§ **WHAT IS BEING ASKED**
Images do not belong in the copy. Retype all the entries below exactly.

§ **INPUT FOR THIS TASK**
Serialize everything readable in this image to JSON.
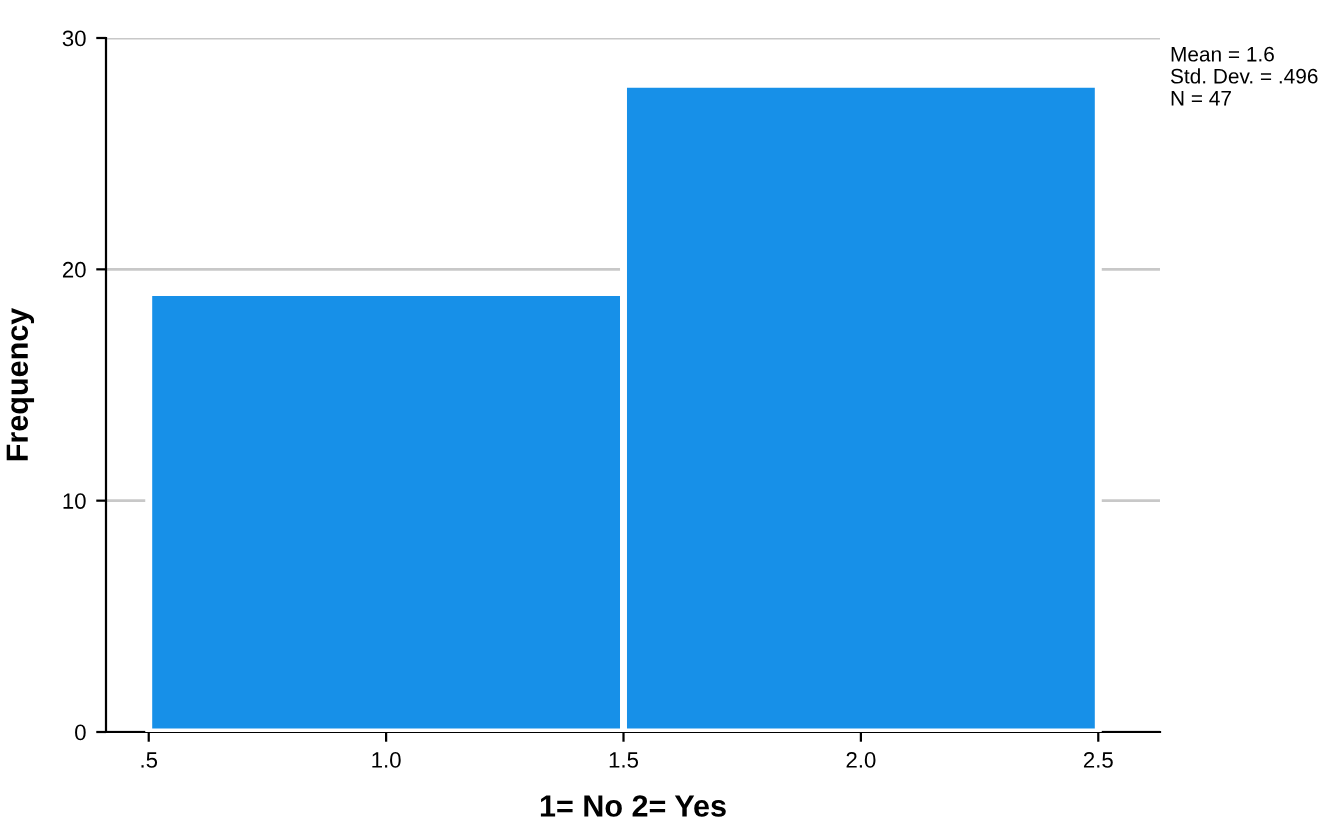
{
  "chart_data": {
    "type": "histogram",
    "xlabel": "1= No 2= Yes",
    "ylabel": "Frequency",
    "bins": [
      0.5,
      1.5,
      2.5
    ],
    "values": [
      19,
      28
    ],
    "color": "#1790e8",
    "xlim": [
      0.41,
      2.63
    ],
    "ylim": [
      0,
      30
    ],
    "xticks": [
      {
        "value": 0.5,
        "label": ".5"
      },
      {
        "value": 1.0,
        "label": "1.0"
      },
      {
        "value": 1.5,
        "label": "1.5"
      },
      {
        "value": 2.0,
        "label": "2.0"
      },
      {
        "value": 2.5,
        "label": "2.5"
      }
    ],
    "yticks": [
      0,
      10,
      20,
      30
    ],
    "grid": "y",
    "annotations": [
      "Mean = 1.6",
      "Std. Dev. = .496",
      "N = 47"
    ]
  }
}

§ **FINISHED TASK**
Serialize everything readable in this image to JSON.
{
  "chart_data": {
    "type": "histogram",
    "xlabel": "1= No 2= Yes",
    "ylabel": "Frequency",
    "bins": [
      0.5,
      1.5,
      2.5
    ],
    "values": [
      19,
      28
    ],
    "color": "#1790e8",
    "xlim": [
      0.41,
      2.63
    ],
    "ylim": [
      0,
      30
    ],
    "xticks": [
      {
        "value": 0.5,
        "label": ".5"
      },
      {
        "value": 1.0,
        "label": "1.0"
      },
      {
        "value": 1.5,
        "label": "1.5"
      },
      {
        "value": 2.0,
        "label": "2.0"
      },
      {
        "value": 2.5,
        "label": "2.5"
      }
    ],
    "yticks": [
      0,
      10,
      20,
      30
    ],
    "grid": "y",
    "annotations": [
      "Mean = 1.6",
      "Std. Dev. = .496",
      "N = 47"
    ]
  }
}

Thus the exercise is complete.